— start Data —
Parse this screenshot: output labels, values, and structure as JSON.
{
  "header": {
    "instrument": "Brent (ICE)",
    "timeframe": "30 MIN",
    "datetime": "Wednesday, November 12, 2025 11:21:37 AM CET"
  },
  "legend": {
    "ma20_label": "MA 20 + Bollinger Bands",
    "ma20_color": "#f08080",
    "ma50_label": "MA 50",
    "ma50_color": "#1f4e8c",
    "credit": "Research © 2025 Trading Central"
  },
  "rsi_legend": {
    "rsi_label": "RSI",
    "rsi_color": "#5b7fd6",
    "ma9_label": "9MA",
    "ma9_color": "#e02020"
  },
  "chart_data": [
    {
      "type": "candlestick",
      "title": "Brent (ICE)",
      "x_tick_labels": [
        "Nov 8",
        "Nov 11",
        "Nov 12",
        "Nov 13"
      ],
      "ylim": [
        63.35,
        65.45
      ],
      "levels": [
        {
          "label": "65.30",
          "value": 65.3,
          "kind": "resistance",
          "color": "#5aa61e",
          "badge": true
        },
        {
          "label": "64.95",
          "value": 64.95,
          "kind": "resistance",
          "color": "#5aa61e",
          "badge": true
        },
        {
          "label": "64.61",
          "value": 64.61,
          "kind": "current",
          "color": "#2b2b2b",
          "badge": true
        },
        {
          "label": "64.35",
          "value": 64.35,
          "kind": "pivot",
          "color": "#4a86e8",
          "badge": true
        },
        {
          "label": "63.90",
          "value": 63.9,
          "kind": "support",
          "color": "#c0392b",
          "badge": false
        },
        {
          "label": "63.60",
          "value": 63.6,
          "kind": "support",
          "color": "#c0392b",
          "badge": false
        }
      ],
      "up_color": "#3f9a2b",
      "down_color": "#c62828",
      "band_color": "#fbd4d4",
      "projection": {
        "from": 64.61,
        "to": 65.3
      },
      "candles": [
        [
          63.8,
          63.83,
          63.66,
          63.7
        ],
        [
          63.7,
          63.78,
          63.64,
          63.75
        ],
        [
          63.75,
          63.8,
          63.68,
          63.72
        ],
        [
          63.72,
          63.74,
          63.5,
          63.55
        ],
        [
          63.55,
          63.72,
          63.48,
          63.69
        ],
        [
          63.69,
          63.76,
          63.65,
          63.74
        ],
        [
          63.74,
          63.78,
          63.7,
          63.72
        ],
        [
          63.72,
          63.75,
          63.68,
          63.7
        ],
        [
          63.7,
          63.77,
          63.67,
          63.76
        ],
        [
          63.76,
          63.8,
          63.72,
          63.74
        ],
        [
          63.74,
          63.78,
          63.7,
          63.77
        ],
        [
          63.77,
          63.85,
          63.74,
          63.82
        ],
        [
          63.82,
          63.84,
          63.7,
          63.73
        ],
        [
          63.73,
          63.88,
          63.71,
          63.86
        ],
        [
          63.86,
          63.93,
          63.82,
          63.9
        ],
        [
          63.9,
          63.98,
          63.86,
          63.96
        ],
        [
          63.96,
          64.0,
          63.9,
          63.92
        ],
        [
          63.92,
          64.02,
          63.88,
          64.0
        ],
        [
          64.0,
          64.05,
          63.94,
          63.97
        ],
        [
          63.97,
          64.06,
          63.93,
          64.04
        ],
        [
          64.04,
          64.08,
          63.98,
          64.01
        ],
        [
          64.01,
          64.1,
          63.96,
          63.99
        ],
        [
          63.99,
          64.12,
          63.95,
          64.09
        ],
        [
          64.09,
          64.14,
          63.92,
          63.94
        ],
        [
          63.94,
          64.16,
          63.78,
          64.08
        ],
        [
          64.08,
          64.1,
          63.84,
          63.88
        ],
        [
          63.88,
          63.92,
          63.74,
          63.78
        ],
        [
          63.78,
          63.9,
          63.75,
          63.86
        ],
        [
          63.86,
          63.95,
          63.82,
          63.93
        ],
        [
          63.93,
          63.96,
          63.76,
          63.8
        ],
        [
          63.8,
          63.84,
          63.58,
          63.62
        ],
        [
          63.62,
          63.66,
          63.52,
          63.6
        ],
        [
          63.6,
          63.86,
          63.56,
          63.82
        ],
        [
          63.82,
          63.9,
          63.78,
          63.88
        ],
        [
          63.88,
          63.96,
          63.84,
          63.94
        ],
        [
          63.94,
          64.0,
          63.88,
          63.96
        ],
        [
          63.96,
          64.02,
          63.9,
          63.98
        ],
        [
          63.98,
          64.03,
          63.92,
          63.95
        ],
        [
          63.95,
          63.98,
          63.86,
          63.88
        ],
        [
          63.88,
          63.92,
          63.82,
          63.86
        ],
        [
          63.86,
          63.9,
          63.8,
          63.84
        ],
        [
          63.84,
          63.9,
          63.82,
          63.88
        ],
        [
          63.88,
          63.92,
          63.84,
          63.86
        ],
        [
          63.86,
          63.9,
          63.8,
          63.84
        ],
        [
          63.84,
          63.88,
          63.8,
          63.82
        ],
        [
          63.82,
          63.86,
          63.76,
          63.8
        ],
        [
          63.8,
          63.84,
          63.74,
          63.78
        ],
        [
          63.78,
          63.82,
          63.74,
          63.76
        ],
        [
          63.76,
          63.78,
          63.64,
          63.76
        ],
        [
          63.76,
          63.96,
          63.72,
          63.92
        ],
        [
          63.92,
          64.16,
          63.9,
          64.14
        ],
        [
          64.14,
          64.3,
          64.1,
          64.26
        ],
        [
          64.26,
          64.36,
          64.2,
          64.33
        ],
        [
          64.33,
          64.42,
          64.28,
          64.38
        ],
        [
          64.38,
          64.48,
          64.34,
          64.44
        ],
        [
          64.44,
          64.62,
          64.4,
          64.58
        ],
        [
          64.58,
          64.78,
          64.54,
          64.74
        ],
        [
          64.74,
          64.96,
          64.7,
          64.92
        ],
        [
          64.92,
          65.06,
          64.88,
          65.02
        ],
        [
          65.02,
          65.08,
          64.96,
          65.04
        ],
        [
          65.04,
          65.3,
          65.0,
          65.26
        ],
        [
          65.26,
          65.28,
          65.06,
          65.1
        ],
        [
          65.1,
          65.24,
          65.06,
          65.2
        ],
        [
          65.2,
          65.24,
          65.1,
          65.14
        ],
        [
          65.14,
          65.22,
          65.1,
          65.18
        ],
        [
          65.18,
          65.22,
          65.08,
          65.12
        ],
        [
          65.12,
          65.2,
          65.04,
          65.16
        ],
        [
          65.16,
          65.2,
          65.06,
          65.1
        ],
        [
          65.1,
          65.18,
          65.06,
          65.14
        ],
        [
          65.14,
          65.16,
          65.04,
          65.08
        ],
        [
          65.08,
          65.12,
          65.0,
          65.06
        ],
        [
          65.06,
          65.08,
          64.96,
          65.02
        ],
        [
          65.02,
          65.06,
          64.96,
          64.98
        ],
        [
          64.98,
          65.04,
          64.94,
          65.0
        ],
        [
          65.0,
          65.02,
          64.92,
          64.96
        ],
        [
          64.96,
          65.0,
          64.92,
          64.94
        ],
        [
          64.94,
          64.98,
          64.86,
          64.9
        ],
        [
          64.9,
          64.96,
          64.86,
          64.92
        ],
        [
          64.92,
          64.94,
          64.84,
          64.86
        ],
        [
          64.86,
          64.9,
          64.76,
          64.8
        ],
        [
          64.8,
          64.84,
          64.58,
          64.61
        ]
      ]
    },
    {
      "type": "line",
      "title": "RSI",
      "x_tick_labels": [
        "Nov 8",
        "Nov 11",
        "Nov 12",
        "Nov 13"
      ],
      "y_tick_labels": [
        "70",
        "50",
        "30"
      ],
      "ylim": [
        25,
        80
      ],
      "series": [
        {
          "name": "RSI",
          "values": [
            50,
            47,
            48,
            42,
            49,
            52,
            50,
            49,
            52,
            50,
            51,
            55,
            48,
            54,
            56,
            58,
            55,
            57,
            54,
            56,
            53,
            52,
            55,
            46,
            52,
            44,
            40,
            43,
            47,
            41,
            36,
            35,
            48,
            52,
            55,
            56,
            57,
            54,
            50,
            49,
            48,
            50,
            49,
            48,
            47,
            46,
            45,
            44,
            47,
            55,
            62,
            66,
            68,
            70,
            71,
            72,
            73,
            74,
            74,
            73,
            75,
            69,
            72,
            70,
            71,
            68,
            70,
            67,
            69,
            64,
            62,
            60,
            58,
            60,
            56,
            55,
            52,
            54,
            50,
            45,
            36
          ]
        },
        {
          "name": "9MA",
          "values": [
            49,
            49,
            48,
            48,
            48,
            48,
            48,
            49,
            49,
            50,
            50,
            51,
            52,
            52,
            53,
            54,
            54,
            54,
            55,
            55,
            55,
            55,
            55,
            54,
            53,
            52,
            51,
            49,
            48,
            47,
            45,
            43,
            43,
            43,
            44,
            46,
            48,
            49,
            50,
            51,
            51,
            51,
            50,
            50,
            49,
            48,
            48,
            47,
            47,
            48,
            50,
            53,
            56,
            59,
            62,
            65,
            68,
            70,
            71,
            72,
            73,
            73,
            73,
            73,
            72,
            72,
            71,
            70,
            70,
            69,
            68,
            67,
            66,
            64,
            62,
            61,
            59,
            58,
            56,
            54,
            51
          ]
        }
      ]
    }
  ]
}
— end Data —
Written task -> Select, from the listing, all lines that include the word "Brent".

Result of the task ->
    "instrument": "Brent (ICE)",
      "title": "Brent (ICE)",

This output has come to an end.